Return each line holding the string "przebudowy".

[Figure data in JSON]

/---

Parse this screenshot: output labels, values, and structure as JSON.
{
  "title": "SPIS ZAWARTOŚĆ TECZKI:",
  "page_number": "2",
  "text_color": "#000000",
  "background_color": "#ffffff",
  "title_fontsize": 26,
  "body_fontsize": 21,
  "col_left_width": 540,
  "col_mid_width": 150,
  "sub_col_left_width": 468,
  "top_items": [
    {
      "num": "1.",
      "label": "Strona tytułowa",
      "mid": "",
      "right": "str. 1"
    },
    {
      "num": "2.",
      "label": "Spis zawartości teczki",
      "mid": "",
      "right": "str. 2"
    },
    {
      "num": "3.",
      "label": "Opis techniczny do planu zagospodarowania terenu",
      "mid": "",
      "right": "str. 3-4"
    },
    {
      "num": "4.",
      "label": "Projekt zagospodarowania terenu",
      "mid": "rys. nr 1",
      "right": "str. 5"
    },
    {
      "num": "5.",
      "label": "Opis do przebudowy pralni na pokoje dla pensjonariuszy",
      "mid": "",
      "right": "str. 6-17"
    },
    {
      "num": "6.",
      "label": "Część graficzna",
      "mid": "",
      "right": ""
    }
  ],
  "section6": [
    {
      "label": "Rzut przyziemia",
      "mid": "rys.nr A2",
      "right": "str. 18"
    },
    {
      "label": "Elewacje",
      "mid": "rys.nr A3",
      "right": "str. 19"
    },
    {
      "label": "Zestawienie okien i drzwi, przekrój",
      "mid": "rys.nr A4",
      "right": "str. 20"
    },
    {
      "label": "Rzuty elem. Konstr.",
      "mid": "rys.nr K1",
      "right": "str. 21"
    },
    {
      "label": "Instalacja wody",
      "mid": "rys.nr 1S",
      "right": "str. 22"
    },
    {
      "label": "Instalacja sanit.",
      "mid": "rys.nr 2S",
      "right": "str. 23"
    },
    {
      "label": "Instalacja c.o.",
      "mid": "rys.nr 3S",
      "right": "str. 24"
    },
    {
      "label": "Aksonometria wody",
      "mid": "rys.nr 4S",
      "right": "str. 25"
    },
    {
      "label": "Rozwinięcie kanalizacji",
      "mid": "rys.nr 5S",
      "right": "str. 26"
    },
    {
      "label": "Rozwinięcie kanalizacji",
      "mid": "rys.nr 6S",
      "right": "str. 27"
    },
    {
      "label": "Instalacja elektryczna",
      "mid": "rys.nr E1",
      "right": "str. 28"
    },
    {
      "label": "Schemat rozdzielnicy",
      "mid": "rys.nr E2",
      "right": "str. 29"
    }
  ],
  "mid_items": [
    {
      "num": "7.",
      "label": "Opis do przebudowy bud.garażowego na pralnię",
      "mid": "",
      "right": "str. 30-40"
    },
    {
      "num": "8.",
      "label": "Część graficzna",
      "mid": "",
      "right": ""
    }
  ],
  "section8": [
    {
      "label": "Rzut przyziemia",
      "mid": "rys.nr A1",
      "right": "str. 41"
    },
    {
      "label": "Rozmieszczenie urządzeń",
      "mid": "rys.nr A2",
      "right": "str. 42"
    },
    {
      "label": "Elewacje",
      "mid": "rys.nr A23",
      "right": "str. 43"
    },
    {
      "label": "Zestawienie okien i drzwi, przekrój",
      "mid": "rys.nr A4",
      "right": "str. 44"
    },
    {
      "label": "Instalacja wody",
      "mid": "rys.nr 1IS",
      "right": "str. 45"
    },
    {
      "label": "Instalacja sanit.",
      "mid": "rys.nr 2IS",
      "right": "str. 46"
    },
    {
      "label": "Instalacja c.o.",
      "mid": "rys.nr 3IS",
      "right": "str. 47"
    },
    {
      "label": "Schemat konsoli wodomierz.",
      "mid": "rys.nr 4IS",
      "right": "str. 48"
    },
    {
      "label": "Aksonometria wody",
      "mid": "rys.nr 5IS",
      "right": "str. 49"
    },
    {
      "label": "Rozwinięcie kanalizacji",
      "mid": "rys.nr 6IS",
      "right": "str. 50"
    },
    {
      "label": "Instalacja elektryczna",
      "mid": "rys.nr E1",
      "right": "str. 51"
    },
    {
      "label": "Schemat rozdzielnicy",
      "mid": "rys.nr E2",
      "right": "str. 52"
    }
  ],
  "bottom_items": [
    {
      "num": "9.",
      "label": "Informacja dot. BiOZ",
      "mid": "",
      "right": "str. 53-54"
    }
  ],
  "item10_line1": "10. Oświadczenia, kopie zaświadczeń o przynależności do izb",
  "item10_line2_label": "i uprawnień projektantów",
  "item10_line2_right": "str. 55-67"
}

\---

ANSWER TO THIS PROBLEM:
      "label": "Opis do przebudowy pralni na pokoje dla pensjonariuszy",
      "label": "Opis do przebudowy bud.garażowego na pralnię",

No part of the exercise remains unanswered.